**Stated exercise**
Read the data and repeat it in full, exactly.

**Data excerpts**
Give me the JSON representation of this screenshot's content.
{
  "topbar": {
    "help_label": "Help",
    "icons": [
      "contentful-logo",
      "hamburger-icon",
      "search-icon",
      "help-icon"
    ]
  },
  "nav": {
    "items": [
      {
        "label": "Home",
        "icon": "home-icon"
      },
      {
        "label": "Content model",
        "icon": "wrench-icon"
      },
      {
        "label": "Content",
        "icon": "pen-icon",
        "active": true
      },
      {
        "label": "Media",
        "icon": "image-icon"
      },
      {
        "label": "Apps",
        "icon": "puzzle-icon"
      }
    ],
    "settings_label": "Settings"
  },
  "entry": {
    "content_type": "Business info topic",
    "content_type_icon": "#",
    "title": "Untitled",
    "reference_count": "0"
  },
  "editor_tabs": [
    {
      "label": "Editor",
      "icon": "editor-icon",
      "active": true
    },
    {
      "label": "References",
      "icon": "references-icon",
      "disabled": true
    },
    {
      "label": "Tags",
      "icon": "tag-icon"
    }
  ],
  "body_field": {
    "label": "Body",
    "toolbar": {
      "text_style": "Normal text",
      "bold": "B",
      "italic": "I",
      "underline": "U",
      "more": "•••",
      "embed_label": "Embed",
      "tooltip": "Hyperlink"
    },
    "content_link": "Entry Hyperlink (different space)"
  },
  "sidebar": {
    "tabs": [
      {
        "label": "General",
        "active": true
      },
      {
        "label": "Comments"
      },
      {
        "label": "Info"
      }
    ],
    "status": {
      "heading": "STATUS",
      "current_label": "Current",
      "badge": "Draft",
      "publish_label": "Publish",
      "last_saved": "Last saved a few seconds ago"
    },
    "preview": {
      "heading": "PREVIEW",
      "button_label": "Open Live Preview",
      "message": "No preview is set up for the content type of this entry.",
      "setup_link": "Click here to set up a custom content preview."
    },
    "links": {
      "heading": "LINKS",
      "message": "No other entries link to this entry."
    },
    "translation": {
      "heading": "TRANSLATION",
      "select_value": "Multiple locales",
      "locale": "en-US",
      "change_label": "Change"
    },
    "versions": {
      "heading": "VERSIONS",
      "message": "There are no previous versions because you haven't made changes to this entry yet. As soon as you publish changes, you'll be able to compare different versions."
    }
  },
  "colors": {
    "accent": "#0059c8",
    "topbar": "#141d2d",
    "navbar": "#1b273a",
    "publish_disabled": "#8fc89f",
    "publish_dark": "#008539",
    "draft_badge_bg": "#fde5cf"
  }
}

**Full output**
Give me the JSON representation of this screenshot's content.
{
  "topbar": {
    "help_label": "Help",
    "icons": [
      "contentful-logo",
      "hamburger-icon",
      "search-icon",
      "help-icon"
    ]
  },
  "nav": {
    "items": [
      {
        "label": "Home",
        "icon": "home-icon"
      },
      {
        "label": "Content model",
        "icon": "wrench-icon"
      },
      {
        "label": "Content",
        "icon": "pen-icon",
        "active": true
      },
      {
        "label": "Media",
        "icon": "image-icon"
      },
      {
        "label": "Apps",
        "icon": "puzzle-icon"
      }
    ],
    "settings_label": "Settings"
  },
  "entry": {
    "content_type": "Business info topic",
    "content_type_icon": "#",
    "title": "Untitled",
    "reference_count": "0"
  },
  "editor_tabs": [
    {
      "label": "Editor",
      "icon": "editor-icon",
      "active": true
    },
    {
      "label": "References",
      "icon": "references-icon",
      "disabled": true
    },
    {
      "label": "Tags",
      "icon": "tag-icon"
    }
  ],
  "body_field": {
    "label": "Body",
    "toolbar": {
      "text_style": "Normal text",
      "bold": "B",
      "italic": "I",
      "underline": "U",
      "more": "•••",
      "embed_label": "Embed",
      "tooltip": "Hyperlink"
    },
    "content_link": "Entry Hyperlink (different space)"
  },
  "sidebar": {
    "tabs": [
      {
        "label": "General",
        "active": true
      },
      {
        "label": "Comments"
      },
      {
        "label": "Info"
      }
    ],
    "status": {
      "heading": "STATUS",
      "current_label": "Current",
      "badge": "Draft",
      "publish_label": "Publish",
      "last_saved": "Last saved a few seconds ago"
    },
    "preview": {
      "heading": "PREVIEW",
      "button_label": "Open Live Preview",
      "message": "No preview is set up for the content type of this entry.",
      "setup_link": "Click here to set up a custom content preview."
    },
    "links": {
      "heading": "LINKS",
      "message": "No other entries link to this entry."
    },
    "translation": {
      "heading": "TRANSLATION",
      "select_value": "Multiple locales",
      "locale": "en-US",
      "change_label": "Change"
    },
    "versions": {
      "heading": "VERSIONS",
      "message": "There are no previous versions because you haven't made changes to this entry yet. As soon as you publish changes, you'll be able to compare different versions."
    }
  },
  "colors": {
    "accent": "#0059c8",
    "topbar": "#141d2d",
    "navbar": "#1b273a",
    "publish_disabled": "#8fc89f",
    "publish_dark": "#008539",
    "draft_badge_bg": "#fde5cf"
  }
}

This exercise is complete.